_What is required_
Collect from the data below each line with "title".

_Saved data entries_
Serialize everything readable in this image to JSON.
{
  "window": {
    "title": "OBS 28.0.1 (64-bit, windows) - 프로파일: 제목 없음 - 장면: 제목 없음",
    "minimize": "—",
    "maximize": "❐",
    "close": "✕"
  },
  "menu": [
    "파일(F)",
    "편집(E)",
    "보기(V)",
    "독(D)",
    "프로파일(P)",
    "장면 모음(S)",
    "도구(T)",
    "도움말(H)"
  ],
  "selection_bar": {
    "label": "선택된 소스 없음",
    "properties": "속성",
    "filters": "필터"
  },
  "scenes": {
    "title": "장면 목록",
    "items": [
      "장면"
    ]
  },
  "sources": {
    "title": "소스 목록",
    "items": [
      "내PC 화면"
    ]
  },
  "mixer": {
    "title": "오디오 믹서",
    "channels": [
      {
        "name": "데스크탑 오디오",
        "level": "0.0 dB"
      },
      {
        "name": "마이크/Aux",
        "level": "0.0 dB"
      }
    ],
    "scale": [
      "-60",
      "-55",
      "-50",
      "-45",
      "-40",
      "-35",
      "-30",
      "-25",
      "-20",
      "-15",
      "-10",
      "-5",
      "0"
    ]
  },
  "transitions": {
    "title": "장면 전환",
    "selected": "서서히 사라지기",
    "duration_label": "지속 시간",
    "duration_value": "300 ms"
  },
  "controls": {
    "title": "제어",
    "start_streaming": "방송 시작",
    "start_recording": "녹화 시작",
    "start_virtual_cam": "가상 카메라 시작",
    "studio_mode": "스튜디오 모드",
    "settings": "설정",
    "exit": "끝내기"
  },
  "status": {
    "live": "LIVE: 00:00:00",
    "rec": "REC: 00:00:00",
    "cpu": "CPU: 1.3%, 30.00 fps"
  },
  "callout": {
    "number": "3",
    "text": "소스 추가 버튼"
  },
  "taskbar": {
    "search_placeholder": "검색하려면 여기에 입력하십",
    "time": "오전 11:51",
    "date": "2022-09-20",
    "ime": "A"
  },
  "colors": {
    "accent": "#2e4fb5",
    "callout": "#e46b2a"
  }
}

_Completed task_
    "title": "OBS 28.0.1 (64-bit, windows) - 프로파일: 제목 없음 - 장면: 제목 없음",
    "title": "장면 목록",
    "title": "소스 목록",
    "title": "오디오 믹서",
    "title": "장면 전환",
    "title": "제어",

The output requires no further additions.